*EXERCISE GOAL*.
Lay out every one of the rows below as a Markdown table with two columns: No, for the row's number, and Entry, for the row's text. Omit any blank lines.

*RECORDED DATA*.

<<<<

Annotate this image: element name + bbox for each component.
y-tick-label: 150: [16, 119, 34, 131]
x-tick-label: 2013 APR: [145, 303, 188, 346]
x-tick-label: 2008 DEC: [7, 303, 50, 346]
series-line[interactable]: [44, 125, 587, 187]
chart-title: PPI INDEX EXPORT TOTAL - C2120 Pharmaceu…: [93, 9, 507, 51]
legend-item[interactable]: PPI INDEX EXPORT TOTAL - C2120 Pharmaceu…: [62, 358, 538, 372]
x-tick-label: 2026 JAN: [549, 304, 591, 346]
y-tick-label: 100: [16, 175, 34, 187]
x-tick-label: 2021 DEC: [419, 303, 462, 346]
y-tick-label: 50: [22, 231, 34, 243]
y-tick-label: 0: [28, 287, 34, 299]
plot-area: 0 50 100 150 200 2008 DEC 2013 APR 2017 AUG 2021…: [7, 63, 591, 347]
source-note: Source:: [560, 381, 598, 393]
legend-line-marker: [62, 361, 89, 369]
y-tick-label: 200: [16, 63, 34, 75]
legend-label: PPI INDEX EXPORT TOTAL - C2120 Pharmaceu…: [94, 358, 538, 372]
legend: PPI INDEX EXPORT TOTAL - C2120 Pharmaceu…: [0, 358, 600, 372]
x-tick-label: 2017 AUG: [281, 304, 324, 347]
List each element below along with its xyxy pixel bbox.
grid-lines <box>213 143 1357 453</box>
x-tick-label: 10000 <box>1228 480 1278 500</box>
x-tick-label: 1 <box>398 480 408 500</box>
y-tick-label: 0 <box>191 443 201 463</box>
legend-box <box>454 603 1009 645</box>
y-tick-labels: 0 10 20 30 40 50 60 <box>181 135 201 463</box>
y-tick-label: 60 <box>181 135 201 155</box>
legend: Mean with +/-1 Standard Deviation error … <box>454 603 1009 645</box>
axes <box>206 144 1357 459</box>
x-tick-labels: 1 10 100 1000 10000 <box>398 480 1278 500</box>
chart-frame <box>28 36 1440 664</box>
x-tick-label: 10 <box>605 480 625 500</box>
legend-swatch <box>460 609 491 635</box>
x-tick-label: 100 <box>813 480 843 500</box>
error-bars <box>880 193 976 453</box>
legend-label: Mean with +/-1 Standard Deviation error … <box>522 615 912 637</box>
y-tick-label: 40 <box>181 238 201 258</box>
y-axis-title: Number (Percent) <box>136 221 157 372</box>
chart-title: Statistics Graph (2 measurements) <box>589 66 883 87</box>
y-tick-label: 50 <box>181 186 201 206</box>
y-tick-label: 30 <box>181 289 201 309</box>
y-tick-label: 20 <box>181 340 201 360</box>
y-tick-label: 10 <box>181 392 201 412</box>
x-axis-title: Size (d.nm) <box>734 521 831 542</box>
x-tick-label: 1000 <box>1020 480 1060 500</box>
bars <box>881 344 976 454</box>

>>>>

*ANSWER TO THE TASK*.
| No | Entry |
|---|---|
| 1 | Annotate this image: element name + bbox for each component. |
| 2 | y-tick-label: 150: [16, 119, 34, 131] |
| 3 | x-tick-label: 2013 APR: [145, 303, 188, 346] |
| 4 | x-tick-label: 2008 DEC: [7, 303, 50, 346] |
| 5 | series-line[interactable]: [44, 125, 587, 187] |
| 6 | chart-title: PPI INDEX EXPORT TOTAL - C2120 Pharmaceu…: [93, 9, 507, 51] |
| 7 | legend-item[interactable]: PPI INDEX EXPORT TOTAL - C2120 Pharmaceu…: [62, 358, 538, 372] |
| 8 | x-tick-label: 2026 JAN: [549, 304, 591, 346] |
| 9 | y-tick-label: 100: [16, 175, 34, 187] |
| 10 | x-tick-label: 2021 DEC: [419, 303, 462, 346] |
| 11 | y-tick-label: 50: [22, 231, 34, 243] |
| 12 | y-tick-label: 0: [28, 287, 34, 299] |
| 13 | plot-area: 0 50 100 150 200 2008 DEC 2013 APR 2017 AUG 2021…: [7, 63, 591, 347] |
| 14 | source-note: Source:: [560, 381, 598, 393] |
| 15 | legend-line-marker: [62, 361, 89, 369] |
| 16 | y-tick-label: 200: [16, 63, 34, 75] |
| 17 | legend-label: PPI INDEX EXPORT TOTAL - C2120 Pharmaceu…: [94, 358, 538, 372] |
| 18 | legend: PPI INDEX EXPORT TOTAL - C2120 Pharmaceu…: [0, 358, 600, 372] |
| 19 | x-tick-label: 2017 AUG: [281, 304, 324, 347] |
| 20 | List each element below along with its xyxy pixel bbox. |
| 21 | grid-lines <box>213 143 1357 453</box> |
| 22 | x-tick-label: 10000 <box>1228 480 1278 500</box> |
| 23 | x-tick-label: 1 <box>398 480 408 500</box> |
| 24 | y-tick-label: 0 <box>191 443 201 463</box> |
| 25 | legend-box <box>454 603 1009 645</box> |
| 26 | y-tick-labels: 0 10 20 30 40 50 60 <box>181 135 201 463</box> |
| 27 | y-tick-label: 60 <box>181 135 201 155</box> |
| 28 | legend: Mean with +/-1 Standard Deviation error … <box>454 603 1009 645</box> |
| 29 | axes <box>206 144 1357 459</box> |
| 30 | x-tick-labels: 1 10 100 1000 10000 <box>398 480 1278 500</box> |
| 31 | chart-frame <box>28 36 1440 664</box> |
| 32 | x-tick-label: 10 <box>605 480 625 500</box> |
| 33 | legend-swatch <box>460 609 491 635</box> |
| 34 | x-tick-label: 100 <box>813 480 843 500</box> |
| 35 | error-bars <box>880 193 976 453</box> |
| 36 | legend-label: Mean with +/-1 Standard Deviation error … <box>522 615 912 637</box> |
| 37 | y-tick-label: 40 <box>181 238 201 258</box> |
| 38 | y-axis-title: Number (Percent) <box>136 221 157 372</box> |
| 39 | chart-title: Statistics Graph (2 measurements) <box>589 66 883 87</box> |
| 40 | y-tick-label: 50 <box>181 186 201 206</box> |
| 41 | y-tick-label: 30 <box>181 289 201 309</box> |
| 42 | y-tick-label: 20 <box>181 340 201 360</box> |
| 43 | y-tick-label: 10 <box>181 392 201 412</box> |
| 44 | x-axis-title: Size (d.nm) <box>734 521 831 542</box> |
| 45 | x-tick-label: 1000 <box>1020 480 1060 500</box> |
| 46 | bars <box>881 344 976 454</box> |